Task details: Find each line containing the string "document". Copy it.

Data rows:
· · · · · · ·

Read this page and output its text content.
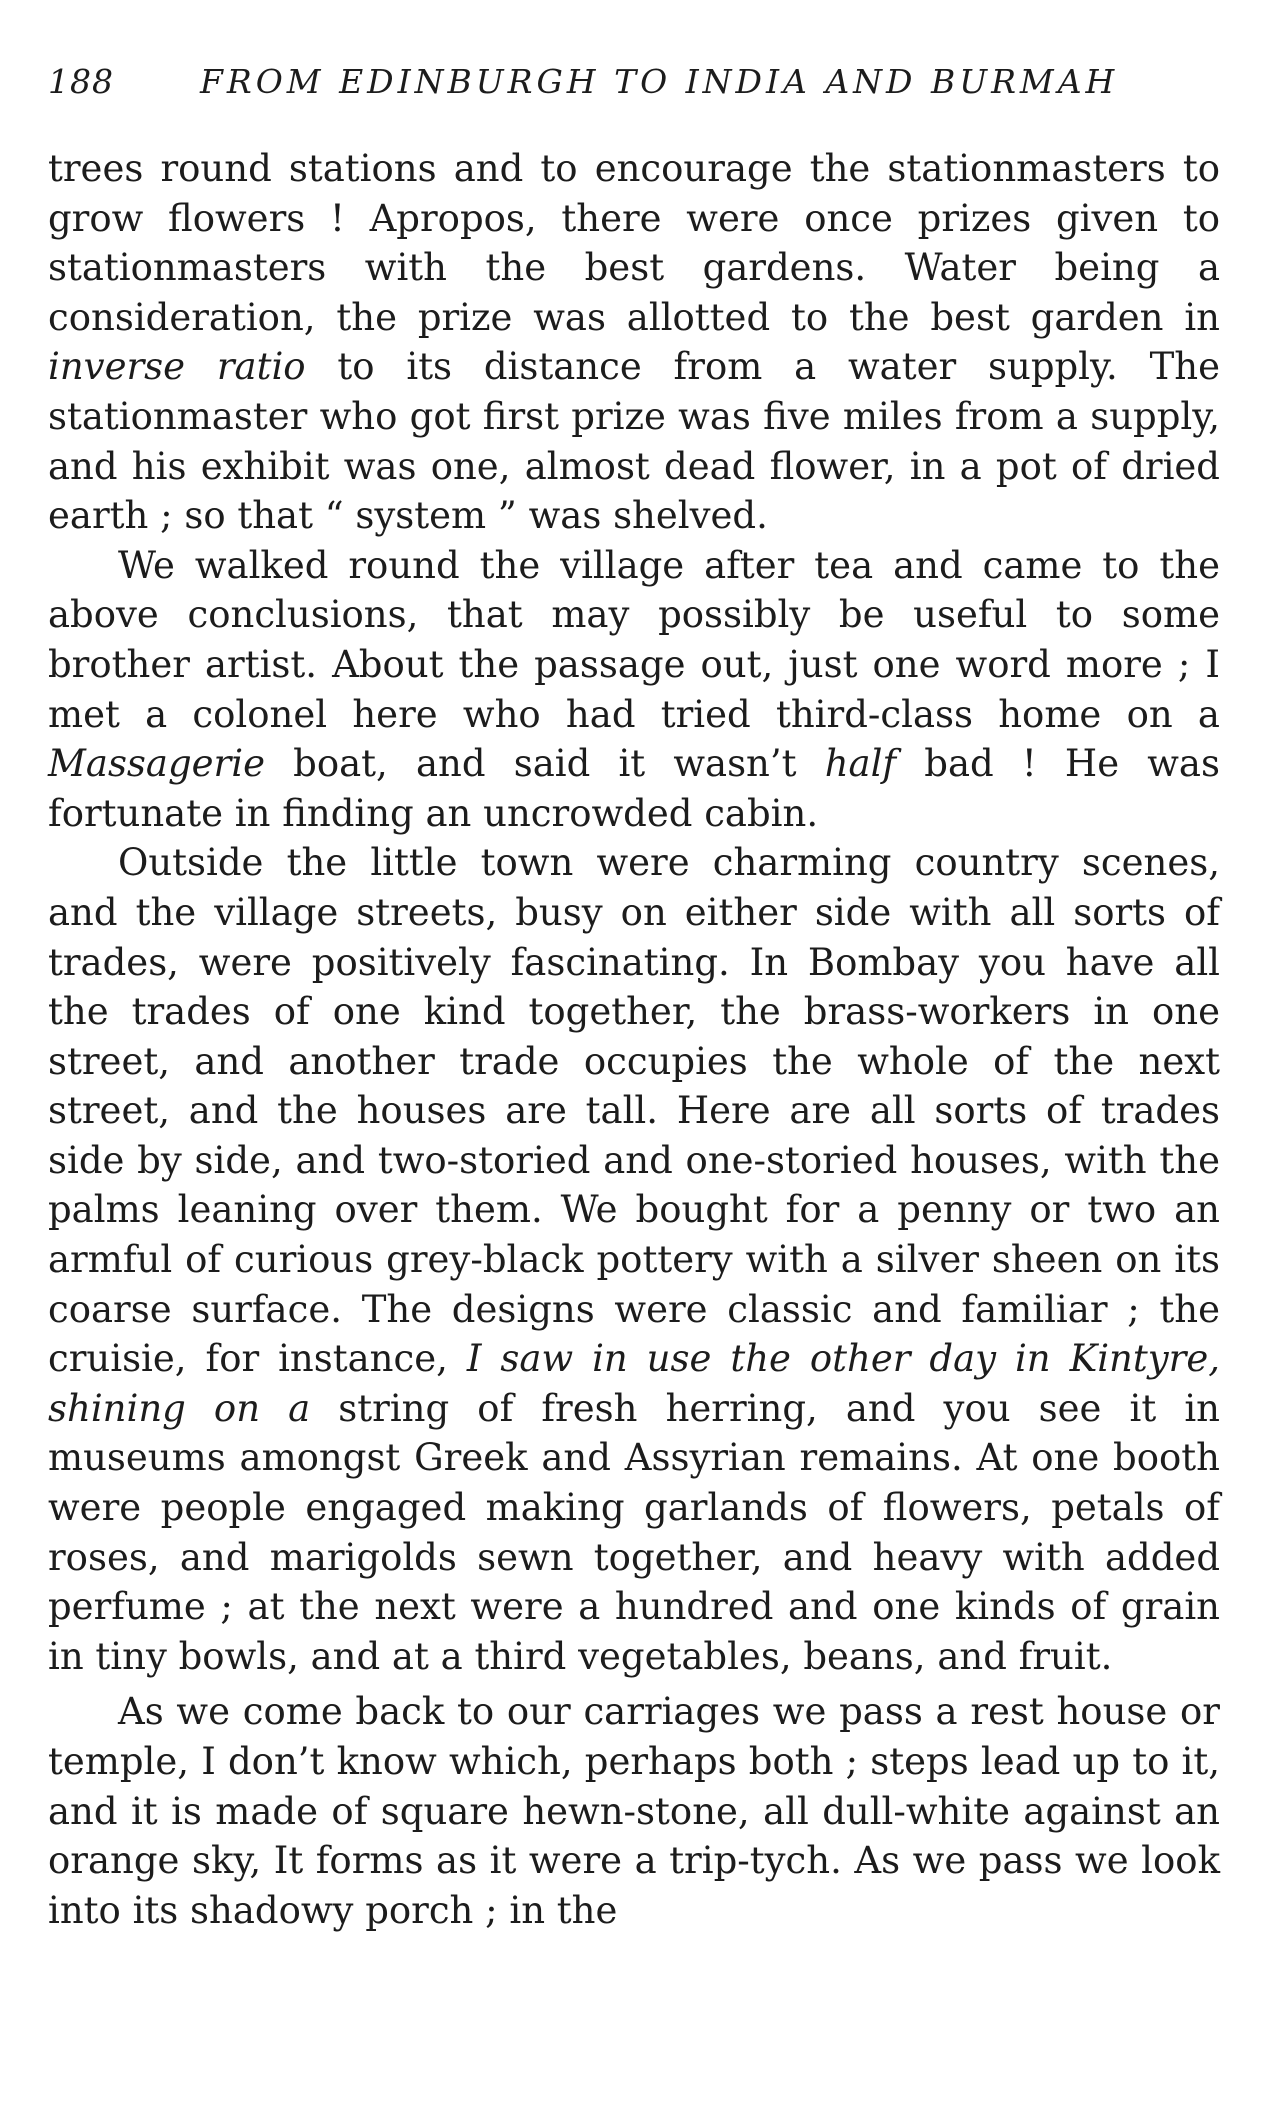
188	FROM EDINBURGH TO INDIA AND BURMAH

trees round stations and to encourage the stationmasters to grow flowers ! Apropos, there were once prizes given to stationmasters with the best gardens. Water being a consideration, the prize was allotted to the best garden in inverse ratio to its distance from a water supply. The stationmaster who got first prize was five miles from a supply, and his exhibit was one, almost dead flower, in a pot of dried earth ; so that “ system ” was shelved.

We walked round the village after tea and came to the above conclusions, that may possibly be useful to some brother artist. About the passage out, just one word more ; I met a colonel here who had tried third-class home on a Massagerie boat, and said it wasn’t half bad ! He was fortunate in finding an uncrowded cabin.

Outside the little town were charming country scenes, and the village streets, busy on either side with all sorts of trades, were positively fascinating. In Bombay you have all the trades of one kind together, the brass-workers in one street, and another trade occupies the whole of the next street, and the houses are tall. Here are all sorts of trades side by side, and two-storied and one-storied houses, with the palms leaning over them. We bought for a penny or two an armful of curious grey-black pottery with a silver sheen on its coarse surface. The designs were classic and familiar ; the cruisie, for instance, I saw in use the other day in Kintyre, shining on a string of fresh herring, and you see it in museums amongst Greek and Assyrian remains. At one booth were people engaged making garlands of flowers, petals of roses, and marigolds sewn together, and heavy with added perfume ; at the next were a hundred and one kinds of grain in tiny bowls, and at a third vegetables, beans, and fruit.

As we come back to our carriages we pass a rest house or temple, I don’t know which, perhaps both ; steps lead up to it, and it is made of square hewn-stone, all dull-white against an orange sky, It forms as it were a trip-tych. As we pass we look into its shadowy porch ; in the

· · · · · · ·

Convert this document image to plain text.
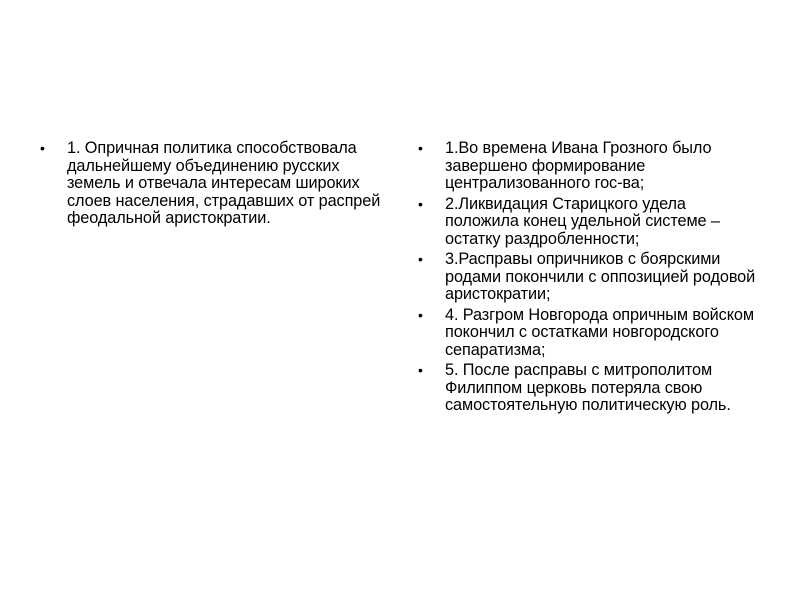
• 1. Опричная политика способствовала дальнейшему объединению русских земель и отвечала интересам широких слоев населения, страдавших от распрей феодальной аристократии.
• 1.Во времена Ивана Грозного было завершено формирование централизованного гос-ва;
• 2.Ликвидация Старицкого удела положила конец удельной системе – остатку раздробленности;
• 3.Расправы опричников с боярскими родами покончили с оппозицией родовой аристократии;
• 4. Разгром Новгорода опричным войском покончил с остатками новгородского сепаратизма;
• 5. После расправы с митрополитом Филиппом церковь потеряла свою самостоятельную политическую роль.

· · · · · · ·

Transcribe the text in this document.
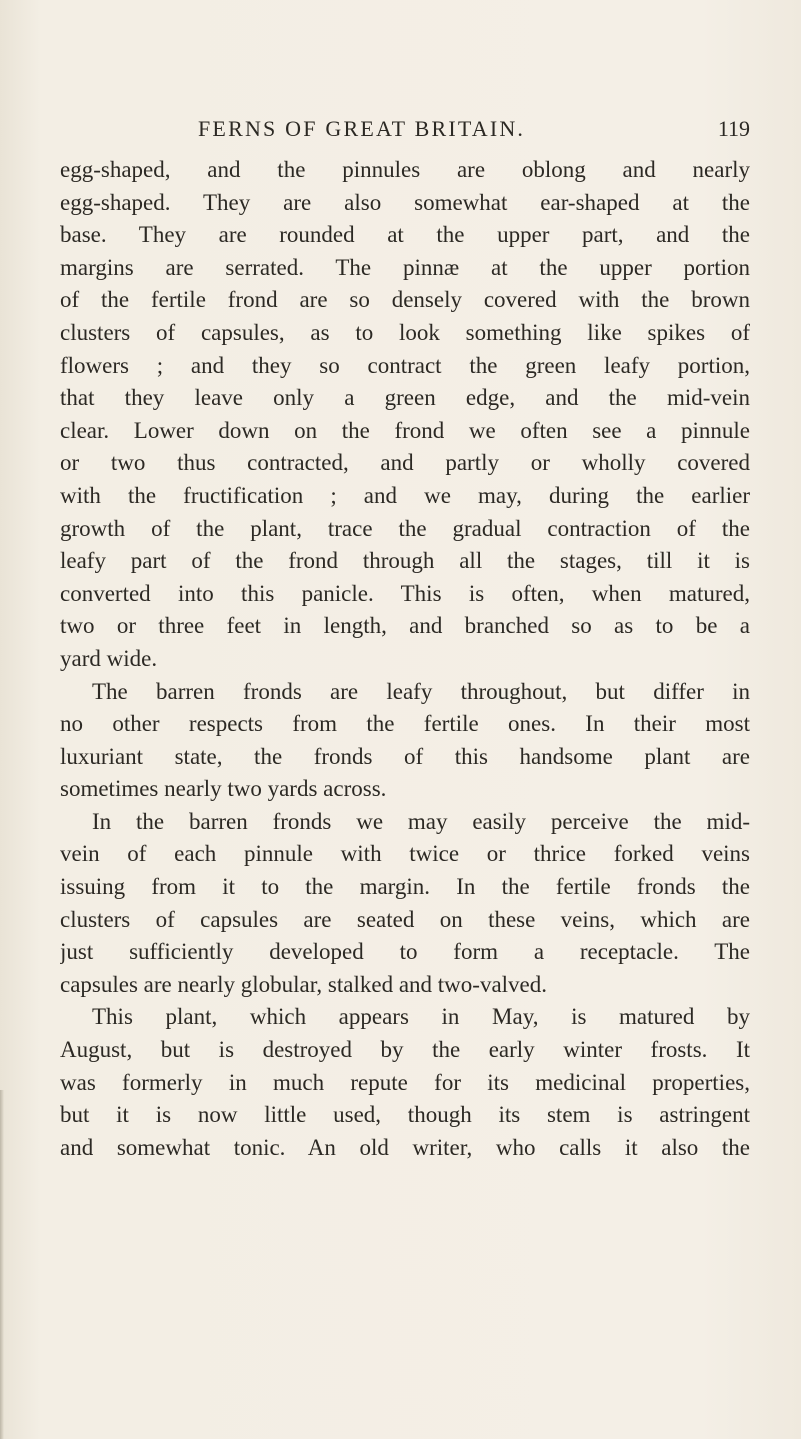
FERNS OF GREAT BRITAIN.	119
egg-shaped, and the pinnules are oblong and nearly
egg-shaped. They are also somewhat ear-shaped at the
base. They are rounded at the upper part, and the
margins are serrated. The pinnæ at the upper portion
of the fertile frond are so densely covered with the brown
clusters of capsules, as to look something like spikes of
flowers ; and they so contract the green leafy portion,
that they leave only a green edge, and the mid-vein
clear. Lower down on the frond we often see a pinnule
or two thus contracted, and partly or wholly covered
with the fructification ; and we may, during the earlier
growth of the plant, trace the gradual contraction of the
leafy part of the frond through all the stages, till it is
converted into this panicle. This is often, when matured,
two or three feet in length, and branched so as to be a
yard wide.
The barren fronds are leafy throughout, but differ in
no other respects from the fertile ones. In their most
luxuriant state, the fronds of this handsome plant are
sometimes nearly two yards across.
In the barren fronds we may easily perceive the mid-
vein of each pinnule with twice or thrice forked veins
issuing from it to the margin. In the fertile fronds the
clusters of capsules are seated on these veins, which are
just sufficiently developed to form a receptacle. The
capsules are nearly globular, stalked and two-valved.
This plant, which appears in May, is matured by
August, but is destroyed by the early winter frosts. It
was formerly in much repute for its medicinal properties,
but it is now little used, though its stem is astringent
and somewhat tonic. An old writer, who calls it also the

· · · · · · ·

Solution to this task:
Convert this document image to plain text.
Transcribe the text in this document.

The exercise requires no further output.